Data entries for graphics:
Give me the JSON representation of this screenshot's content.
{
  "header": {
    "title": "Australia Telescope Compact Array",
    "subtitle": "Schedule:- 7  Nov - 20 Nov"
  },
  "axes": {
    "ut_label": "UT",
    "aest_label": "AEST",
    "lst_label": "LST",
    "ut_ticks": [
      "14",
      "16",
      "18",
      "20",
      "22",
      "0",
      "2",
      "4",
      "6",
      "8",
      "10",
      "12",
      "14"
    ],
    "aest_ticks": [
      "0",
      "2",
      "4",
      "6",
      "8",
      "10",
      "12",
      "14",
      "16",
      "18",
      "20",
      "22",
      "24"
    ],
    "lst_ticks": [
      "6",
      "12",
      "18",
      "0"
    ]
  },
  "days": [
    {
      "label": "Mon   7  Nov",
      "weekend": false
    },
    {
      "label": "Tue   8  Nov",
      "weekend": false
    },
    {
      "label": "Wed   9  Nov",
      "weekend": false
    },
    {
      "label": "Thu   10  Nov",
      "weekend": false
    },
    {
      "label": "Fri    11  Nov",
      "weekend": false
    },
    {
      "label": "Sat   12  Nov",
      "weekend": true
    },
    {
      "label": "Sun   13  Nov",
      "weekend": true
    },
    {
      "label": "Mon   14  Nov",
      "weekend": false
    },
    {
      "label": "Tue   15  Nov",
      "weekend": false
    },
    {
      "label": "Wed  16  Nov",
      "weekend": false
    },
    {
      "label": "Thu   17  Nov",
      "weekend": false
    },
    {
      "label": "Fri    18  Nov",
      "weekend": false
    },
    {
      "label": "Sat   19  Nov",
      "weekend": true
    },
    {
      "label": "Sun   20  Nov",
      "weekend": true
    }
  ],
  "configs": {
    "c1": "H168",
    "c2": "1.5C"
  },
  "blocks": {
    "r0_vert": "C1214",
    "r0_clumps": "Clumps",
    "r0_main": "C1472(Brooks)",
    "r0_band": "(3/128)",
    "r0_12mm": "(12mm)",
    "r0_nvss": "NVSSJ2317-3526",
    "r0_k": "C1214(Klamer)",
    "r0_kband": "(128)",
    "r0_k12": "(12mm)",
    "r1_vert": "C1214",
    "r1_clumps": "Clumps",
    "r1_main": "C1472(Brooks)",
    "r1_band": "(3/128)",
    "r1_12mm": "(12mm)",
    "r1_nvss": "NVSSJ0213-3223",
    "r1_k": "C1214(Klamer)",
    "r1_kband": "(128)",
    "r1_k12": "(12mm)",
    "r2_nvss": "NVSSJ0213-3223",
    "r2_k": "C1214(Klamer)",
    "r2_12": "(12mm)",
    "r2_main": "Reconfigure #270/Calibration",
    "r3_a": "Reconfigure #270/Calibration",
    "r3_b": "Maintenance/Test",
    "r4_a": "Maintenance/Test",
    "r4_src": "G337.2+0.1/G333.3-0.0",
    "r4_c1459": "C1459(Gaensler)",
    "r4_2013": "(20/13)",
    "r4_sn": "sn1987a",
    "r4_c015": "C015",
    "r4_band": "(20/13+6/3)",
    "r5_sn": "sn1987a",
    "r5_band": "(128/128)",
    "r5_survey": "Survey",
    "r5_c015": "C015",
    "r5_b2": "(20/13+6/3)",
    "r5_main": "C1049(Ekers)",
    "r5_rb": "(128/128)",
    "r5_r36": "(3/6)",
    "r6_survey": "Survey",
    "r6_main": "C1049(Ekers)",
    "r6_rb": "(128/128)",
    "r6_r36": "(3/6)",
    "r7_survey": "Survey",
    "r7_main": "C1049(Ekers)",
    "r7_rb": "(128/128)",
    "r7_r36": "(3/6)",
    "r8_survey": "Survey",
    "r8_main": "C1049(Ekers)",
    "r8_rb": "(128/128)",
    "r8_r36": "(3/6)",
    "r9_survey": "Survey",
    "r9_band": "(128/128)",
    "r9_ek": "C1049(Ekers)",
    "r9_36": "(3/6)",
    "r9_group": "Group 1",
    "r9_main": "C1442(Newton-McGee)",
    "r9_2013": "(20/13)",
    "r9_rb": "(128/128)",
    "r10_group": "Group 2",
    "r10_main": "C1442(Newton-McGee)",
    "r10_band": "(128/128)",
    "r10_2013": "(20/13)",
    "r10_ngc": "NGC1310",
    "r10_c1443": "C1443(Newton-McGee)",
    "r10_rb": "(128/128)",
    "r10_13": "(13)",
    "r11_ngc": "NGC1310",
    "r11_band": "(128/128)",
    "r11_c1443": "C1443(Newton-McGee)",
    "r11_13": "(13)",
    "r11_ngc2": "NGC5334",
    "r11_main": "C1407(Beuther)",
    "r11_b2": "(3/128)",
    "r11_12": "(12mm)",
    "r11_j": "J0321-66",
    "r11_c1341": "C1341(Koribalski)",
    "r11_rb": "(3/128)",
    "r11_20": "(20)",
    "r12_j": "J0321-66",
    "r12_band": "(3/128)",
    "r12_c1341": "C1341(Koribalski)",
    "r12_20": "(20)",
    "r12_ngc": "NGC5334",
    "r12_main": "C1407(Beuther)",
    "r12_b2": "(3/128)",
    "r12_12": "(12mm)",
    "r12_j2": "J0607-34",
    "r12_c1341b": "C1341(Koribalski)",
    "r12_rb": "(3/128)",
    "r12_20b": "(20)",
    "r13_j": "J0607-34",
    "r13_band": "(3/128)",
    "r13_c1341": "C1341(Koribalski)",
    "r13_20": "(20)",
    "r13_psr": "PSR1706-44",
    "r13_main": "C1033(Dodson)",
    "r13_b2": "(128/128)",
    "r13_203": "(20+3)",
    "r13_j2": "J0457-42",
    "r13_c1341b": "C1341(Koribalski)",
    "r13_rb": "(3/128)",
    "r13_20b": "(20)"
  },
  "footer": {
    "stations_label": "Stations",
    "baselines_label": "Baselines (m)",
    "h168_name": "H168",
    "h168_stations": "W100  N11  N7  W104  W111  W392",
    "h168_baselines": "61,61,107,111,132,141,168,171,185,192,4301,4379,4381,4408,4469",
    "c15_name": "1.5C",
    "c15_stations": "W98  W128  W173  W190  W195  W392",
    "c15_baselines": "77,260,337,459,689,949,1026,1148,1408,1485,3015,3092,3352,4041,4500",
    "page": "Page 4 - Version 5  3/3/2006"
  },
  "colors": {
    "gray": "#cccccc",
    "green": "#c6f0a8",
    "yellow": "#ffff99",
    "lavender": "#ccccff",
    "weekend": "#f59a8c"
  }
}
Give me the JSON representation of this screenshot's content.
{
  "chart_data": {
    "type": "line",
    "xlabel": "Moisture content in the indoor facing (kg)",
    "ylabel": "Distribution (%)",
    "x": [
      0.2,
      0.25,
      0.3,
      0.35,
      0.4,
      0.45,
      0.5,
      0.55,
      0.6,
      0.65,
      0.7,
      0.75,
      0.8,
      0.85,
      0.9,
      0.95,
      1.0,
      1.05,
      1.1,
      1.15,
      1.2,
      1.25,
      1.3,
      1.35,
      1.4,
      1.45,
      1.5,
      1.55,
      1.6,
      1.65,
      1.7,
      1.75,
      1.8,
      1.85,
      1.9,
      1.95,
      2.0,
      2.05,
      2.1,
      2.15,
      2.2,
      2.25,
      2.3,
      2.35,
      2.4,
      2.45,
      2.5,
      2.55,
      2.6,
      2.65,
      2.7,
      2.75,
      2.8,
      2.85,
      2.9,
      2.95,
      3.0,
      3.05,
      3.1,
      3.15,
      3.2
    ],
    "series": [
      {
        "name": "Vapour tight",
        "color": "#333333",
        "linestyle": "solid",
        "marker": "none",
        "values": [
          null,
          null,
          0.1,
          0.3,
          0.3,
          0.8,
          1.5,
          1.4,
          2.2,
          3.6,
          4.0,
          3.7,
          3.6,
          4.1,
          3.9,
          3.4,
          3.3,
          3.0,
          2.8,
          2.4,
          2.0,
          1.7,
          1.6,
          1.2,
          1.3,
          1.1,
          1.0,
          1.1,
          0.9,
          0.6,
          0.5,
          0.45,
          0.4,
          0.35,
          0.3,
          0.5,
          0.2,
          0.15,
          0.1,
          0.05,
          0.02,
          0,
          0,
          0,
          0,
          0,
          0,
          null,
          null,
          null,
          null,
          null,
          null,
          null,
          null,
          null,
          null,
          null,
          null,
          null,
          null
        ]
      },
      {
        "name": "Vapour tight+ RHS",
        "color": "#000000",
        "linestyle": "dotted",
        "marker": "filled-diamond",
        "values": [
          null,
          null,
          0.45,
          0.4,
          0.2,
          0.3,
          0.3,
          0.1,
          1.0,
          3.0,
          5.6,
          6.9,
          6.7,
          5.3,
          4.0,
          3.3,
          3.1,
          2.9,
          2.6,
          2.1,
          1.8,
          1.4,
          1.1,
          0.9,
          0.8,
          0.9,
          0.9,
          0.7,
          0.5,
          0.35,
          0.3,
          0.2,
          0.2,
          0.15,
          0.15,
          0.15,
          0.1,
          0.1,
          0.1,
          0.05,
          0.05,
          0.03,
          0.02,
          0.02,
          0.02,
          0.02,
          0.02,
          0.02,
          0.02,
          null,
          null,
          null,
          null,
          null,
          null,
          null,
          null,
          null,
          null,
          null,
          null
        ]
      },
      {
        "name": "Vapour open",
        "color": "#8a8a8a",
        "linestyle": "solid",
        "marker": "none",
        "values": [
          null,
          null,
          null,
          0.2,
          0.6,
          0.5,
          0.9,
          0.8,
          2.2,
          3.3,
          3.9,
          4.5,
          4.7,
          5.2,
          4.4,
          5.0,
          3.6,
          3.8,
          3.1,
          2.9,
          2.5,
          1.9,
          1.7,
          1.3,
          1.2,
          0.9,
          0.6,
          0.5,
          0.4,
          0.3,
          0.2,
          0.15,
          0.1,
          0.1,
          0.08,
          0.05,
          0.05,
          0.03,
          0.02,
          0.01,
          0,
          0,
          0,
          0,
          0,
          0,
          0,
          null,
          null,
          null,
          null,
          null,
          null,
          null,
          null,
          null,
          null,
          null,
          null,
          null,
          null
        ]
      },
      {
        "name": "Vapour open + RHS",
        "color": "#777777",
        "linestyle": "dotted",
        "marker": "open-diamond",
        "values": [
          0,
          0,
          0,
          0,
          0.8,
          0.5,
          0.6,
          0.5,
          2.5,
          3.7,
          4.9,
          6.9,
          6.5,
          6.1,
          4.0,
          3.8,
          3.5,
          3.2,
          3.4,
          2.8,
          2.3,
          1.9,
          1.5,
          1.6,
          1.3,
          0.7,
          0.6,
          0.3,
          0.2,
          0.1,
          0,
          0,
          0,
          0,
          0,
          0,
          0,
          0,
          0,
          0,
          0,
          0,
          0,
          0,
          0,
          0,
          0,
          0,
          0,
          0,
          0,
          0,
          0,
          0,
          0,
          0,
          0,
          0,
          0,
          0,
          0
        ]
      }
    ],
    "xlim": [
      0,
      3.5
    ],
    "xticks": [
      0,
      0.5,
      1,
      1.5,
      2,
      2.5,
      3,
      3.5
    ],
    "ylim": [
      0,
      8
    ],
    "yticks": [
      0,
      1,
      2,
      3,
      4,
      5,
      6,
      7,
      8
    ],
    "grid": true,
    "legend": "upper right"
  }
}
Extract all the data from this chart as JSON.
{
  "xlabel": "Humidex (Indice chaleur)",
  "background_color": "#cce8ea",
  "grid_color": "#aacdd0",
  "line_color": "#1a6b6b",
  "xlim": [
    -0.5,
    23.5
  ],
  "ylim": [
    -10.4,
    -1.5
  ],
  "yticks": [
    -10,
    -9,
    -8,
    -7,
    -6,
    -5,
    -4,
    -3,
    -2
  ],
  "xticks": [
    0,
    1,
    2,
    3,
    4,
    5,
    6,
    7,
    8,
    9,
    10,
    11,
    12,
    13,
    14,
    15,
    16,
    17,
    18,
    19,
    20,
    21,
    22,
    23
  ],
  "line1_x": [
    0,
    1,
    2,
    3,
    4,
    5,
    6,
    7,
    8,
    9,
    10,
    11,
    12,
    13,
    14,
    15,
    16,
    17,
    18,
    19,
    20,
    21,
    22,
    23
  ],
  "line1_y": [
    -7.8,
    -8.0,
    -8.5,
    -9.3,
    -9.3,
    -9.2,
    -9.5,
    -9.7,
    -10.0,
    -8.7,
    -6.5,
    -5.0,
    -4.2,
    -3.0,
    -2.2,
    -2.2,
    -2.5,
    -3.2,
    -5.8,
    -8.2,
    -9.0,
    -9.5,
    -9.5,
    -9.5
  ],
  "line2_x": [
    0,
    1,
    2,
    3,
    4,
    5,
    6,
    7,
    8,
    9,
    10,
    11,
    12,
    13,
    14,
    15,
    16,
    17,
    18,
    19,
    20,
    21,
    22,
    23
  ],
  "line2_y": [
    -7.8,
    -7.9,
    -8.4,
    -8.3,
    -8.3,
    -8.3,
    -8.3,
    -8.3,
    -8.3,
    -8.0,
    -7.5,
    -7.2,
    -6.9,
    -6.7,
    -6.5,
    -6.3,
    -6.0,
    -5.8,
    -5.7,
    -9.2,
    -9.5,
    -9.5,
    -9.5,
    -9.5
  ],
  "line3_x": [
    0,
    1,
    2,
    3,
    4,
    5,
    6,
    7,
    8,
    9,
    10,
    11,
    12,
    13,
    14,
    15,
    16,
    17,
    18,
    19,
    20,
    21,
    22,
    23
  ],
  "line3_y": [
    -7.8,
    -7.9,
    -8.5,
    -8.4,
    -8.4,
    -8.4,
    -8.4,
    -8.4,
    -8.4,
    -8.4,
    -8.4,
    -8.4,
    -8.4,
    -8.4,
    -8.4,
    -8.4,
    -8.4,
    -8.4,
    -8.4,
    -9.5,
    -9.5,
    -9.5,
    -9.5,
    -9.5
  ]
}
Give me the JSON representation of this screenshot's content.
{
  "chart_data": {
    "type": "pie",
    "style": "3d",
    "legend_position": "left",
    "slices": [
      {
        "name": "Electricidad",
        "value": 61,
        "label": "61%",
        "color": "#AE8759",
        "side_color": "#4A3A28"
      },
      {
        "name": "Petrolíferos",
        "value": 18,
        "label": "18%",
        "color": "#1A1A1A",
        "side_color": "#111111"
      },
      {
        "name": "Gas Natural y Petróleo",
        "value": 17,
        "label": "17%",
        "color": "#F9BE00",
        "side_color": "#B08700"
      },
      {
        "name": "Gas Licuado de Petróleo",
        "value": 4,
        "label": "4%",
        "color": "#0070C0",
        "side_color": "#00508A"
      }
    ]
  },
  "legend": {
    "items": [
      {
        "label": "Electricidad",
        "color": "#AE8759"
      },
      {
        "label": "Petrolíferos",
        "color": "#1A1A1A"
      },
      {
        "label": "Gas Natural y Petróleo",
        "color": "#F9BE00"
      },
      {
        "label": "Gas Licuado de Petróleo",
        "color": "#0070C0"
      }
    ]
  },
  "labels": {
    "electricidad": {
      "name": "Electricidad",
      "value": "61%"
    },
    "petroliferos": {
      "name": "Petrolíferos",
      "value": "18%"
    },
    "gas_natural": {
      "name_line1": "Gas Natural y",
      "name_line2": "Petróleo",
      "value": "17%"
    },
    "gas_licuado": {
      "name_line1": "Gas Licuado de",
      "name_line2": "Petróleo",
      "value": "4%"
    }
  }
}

→ **Stated problem**
Copy each line above where the string "Vapour" occurs.

→ **Finished answer**
        "name": "Vapour tight",
        "name": "Vapour tight+ RHS",
        "name": "Vapour open",
        "name": "Vapour open + RHS",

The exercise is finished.